**INFORMATION GIVEN:**
-- Start --
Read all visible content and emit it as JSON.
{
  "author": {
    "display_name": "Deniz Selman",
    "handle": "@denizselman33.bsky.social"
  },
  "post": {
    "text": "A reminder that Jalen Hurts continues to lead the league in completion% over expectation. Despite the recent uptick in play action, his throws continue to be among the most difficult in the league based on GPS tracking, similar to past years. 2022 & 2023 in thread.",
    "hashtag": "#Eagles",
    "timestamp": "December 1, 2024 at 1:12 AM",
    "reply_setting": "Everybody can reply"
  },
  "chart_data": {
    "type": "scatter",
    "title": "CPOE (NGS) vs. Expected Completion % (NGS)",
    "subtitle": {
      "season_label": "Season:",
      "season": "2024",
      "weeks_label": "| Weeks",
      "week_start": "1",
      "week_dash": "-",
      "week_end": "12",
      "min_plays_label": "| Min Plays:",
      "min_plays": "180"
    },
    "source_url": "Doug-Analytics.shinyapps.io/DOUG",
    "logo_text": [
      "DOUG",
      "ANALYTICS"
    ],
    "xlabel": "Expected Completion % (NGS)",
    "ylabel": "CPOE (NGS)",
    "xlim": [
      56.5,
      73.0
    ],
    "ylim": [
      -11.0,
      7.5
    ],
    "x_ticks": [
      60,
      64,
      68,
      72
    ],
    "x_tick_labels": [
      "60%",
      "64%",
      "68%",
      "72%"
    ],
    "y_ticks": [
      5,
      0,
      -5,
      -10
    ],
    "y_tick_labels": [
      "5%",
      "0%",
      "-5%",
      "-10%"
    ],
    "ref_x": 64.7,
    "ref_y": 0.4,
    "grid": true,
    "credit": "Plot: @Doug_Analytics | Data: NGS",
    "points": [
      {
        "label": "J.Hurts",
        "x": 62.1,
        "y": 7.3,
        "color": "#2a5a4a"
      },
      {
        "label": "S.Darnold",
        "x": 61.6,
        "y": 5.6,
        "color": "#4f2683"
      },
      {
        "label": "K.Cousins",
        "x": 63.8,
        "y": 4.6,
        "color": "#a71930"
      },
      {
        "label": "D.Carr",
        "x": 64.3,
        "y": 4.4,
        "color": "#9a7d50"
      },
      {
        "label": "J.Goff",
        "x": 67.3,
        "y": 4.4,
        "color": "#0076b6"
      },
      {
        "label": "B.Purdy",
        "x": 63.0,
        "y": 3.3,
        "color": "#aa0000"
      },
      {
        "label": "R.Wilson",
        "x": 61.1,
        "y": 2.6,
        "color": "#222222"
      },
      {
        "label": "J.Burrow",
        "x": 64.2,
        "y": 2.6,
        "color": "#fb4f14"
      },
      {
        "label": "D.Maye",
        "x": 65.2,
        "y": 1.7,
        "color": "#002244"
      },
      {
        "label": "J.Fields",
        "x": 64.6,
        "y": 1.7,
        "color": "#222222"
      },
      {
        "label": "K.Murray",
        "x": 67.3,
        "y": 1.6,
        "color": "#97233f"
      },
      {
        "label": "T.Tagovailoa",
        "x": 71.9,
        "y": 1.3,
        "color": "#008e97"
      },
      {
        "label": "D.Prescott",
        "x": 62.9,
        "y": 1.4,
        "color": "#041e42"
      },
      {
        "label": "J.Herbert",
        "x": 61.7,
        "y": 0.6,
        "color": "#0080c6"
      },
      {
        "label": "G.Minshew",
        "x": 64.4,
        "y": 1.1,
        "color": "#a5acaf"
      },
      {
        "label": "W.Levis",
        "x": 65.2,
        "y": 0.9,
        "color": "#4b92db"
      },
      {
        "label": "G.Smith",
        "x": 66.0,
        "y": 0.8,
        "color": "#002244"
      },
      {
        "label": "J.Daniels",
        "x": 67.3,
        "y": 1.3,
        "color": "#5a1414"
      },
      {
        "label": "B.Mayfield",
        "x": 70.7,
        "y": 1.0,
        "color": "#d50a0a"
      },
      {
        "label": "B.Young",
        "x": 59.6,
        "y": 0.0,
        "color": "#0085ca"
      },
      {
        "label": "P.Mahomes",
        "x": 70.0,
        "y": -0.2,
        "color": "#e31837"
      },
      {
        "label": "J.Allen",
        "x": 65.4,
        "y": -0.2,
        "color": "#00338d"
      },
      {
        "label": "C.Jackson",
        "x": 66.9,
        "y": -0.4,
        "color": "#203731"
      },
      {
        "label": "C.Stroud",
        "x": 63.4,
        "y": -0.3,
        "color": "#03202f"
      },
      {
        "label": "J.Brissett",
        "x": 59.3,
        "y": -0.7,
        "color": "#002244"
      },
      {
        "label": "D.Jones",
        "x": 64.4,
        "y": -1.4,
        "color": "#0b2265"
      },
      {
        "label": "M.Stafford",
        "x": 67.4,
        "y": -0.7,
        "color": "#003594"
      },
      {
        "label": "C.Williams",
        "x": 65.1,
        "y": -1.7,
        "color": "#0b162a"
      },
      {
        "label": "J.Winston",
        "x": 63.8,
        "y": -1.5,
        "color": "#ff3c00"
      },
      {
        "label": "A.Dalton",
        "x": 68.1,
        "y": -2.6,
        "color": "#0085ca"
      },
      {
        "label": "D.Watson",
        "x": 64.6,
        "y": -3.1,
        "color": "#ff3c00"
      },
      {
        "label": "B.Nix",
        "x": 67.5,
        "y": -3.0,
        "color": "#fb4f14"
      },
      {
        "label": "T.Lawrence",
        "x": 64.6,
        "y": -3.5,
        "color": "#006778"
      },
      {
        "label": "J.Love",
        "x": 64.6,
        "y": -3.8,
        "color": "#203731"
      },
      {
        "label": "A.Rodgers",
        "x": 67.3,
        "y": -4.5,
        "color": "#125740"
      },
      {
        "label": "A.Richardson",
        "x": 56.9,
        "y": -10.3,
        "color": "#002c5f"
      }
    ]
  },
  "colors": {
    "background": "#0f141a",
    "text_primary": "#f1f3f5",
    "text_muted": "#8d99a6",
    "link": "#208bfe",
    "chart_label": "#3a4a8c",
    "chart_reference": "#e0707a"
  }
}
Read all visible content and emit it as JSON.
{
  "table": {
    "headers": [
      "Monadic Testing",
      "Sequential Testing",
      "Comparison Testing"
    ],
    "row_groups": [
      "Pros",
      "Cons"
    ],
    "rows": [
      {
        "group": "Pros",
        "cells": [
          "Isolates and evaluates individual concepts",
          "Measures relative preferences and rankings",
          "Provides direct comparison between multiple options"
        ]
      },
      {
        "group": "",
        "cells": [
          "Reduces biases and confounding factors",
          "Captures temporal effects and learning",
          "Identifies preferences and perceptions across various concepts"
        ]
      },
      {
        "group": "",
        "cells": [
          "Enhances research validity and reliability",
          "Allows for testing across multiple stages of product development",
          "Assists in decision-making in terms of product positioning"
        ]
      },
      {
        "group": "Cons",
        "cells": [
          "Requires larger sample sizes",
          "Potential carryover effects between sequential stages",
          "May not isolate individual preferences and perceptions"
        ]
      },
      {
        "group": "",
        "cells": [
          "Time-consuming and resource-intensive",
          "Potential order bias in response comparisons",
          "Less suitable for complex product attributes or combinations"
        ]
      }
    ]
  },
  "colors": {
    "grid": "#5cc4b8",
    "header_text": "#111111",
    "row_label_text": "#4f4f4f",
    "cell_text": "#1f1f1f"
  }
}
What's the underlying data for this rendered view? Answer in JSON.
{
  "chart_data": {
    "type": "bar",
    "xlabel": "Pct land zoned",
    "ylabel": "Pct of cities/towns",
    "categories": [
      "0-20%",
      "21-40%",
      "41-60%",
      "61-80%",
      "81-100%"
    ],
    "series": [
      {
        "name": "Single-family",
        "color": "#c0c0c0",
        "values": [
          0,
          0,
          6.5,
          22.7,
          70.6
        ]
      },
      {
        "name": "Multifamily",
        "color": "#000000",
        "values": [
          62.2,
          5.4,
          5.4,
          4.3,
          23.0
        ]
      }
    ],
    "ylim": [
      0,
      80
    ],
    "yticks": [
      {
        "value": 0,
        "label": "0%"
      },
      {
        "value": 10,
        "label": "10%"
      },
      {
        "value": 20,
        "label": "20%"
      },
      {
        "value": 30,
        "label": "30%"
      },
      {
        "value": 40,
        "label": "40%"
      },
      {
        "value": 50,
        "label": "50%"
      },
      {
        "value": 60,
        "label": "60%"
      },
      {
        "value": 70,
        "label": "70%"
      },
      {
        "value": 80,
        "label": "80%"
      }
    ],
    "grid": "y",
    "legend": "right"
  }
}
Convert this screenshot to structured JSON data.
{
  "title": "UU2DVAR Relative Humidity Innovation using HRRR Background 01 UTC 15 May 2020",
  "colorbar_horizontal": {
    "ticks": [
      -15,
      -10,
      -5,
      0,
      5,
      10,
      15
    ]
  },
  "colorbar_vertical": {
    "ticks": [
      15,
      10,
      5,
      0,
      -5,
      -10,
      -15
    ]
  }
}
-- End --
**WHAT THIS TASK INVOLVES:**
Copy each line of the entries that includes the word "JSON".

**TASK RESPONSE:**
Read all visible content and emit it as JSON.
Read all visible content and emit it as JSON.
What's the underlying data for this rendered view? Answer in JSON.
Convert this screenshot to structured JSON data.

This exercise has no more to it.